Aim
Pull out each line of the records holding the string "текучеството".
━━━━━━━━━━━━━━━━━━━━
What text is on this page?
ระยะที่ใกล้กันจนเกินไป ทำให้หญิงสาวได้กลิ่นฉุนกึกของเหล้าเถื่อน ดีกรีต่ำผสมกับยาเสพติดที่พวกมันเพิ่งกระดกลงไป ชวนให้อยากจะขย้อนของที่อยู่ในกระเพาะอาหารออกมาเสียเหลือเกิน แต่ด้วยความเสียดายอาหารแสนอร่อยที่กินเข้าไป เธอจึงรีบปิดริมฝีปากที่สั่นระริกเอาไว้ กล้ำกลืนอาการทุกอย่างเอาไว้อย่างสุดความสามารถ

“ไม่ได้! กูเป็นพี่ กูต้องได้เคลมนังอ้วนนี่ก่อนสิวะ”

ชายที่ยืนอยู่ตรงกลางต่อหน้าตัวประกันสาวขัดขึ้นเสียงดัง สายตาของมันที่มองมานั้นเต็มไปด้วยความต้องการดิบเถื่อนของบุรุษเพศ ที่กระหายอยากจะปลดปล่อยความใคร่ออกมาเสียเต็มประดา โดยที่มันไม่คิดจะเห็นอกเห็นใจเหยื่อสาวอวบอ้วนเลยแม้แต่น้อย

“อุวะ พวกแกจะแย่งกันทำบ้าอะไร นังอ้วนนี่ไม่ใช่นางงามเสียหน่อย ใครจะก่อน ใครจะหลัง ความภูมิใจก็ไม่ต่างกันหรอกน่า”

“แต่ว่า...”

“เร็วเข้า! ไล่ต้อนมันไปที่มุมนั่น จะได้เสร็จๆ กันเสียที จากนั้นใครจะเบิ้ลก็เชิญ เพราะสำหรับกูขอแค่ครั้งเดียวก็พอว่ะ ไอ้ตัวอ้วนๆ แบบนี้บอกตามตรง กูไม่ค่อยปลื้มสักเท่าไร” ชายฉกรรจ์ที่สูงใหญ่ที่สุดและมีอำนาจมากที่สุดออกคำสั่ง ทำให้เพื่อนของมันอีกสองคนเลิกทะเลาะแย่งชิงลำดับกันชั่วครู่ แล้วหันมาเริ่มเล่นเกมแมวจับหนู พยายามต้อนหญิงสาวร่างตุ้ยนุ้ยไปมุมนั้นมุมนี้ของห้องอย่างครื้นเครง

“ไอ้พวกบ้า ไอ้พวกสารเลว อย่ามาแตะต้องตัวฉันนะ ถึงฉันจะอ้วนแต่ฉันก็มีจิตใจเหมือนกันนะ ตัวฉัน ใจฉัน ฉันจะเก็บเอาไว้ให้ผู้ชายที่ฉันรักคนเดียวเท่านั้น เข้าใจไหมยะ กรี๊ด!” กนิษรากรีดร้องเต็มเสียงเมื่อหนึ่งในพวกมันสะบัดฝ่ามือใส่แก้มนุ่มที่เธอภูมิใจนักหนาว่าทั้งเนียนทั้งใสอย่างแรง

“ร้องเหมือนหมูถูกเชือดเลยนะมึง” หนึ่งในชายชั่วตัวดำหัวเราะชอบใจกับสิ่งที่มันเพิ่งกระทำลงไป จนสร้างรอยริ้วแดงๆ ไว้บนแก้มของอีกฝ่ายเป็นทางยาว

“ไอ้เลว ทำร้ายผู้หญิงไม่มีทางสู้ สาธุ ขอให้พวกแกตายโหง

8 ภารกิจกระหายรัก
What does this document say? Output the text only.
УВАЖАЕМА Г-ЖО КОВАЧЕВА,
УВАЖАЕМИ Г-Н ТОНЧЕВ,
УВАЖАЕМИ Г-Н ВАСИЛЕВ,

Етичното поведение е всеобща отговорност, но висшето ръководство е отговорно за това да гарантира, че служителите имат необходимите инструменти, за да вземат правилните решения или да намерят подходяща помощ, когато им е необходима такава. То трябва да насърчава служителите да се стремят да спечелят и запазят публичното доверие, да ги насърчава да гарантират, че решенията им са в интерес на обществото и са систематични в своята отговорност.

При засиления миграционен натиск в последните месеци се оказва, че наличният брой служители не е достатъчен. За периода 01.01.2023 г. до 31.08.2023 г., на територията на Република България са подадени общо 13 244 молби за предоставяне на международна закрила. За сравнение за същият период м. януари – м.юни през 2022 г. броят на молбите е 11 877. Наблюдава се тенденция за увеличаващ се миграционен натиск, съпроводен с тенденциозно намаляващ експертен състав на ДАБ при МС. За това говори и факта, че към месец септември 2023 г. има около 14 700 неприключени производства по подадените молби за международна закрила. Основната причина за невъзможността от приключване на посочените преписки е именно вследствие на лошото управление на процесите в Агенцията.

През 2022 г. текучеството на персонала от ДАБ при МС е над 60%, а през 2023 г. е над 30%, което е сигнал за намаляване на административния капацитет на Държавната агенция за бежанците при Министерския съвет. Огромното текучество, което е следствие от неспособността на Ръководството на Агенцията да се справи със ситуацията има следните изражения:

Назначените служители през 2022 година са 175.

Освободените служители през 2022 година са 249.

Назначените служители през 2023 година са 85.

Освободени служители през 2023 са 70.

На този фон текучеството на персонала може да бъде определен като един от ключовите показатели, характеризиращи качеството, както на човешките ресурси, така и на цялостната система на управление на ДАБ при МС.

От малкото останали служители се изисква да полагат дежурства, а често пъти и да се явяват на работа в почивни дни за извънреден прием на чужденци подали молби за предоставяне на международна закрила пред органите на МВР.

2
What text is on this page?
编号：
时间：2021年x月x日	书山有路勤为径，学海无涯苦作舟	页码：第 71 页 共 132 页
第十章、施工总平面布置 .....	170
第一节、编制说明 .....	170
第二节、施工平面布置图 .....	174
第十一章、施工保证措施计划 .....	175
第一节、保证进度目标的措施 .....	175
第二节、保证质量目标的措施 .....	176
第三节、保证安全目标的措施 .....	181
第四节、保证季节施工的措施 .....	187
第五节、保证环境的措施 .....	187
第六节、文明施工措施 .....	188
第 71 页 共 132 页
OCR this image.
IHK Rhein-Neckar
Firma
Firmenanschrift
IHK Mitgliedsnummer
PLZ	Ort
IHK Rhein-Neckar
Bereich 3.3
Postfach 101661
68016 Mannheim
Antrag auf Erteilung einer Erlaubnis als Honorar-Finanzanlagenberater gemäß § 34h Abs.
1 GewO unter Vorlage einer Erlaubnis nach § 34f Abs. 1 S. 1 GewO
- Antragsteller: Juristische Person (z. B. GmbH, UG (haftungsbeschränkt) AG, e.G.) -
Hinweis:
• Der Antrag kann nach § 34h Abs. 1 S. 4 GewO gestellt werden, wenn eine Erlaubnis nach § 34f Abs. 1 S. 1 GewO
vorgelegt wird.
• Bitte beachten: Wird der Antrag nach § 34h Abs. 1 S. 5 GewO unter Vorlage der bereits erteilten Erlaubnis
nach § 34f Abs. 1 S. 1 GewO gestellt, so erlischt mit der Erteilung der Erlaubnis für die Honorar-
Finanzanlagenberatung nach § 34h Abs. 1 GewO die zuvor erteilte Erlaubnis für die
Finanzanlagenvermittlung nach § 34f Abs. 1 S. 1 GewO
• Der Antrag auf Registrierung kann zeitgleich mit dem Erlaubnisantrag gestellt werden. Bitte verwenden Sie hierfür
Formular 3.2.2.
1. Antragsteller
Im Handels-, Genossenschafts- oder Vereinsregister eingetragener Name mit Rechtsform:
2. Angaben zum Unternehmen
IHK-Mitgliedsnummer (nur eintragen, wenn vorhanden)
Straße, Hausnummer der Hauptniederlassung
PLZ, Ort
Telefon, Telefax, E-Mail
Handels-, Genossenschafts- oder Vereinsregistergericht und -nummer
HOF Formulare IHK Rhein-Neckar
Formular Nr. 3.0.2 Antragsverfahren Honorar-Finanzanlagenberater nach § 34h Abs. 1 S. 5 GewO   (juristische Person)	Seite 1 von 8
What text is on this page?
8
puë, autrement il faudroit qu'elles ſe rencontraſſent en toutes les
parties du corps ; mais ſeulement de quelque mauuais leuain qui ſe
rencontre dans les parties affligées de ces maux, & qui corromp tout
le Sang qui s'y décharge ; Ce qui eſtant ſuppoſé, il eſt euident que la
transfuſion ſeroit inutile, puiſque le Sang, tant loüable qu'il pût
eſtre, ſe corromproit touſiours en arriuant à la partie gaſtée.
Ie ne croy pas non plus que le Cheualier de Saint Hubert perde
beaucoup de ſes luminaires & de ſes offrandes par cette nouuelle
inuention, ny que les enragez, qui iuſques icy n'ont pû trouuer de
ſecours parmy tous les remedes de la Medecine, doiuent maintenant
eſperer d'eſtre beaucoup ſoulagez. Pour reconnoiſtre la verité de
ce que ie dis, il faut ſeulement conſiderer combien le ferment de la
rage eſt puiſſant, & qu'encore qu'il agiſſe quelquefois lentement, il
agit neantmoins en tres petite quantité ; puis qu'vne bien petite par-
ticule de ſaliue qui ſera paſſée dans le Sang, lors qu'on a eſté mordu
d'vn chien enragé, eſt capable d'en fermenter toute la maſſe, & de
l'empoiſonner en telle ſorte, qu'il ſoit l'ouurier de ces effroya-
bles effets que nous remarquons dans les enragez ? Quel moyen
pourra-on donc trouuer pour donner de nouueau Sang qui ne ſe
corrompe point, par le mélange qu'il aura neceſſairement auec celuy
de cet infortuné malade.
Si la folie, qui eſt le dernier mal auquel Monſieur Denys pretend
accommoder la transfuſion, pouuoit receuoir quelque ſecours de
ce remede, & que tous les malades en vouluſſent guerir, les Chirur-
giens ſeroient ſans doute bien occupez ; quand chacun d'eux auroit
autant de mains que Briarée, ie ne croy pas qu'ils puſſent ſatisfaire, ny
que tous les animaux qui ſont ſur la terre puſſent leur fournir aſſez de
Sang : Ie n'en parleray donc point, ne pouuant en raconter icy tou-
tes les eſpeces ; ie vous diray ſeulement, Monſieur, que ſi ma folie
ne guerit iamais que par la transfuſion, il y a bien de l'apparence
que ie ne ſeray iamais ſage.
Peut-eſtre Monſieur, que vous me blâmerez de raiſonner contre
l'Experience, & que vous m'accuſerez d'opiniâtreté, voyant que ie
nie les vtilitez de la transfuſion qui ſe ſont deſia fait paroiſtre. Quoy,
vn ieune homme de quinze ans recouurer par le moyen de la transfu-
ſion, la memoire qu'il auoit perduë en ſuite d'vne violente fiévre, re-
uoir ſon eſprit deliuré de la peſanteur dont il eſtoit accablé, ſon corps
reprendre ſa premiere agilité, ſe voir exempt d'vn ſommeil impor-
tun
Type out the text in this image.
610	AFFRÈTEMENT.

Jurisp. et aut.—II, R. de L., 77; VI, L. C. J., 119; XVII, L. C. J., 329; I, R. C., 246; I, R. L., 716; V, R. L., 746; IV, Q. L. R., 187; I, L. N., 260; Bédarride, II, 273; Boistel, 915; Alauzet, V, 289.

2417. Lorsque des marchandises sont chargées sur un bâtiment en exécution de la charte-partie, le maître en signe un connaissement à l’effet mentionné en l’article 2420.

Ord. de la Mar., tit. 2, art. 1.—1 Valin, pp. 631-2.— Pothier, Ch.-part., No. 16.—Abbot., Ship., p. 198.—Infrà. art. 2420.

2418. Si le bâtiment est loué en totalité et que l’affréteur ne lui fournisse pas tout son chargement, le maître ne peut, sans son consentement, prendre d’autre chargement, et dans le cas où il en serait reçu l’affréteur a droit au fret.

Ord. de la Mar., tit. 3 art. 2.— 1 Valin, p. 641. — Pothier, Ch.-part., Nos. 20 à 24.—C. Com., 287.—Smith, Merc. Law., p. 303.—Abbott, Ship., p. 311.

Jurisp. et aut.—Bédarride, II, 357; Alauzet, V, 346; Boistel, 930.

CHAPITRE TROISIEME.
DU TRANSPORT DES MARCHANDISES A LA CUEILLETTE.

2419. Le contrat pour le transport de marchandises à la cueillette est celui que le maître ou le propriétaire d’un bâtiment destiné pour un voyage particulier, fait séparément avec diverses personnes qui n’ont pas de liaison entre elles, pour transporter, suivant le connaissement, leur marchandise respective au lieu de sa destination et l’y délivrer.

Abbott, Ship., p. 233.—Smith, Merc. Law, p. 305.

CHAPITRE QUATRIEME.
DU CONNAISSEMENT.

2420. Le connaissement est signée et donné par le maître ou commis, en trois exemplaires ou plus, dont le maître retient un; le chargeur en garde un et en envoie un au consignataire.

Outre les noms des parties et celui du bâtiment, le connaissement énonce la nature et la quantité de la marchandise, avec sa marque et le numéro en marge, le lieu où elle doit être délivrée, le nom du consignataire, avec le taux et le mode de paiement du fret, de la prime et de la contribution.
━━━━━━━━━━━━━━━━━━━━
Exercise answer
През 2022 г. текучеството на персонала от ДАБ при МС е над 60%, а през 2023 г. е над 30%, което е сигнал за намаляване на административния капацитет на Държавната агенция за бежанците при Министерския съвет. Огромното текучество, което е следствие от неспособността на Ръководството на Агенцията да се справи със ситуацията има следните изражения:
На този фон текучеството на персонала може да бъде определен като един от ключовите показатели, характеризиращи качеството, както на човешките ресурси, така и на цялостната система на управление на ДАБ при МС.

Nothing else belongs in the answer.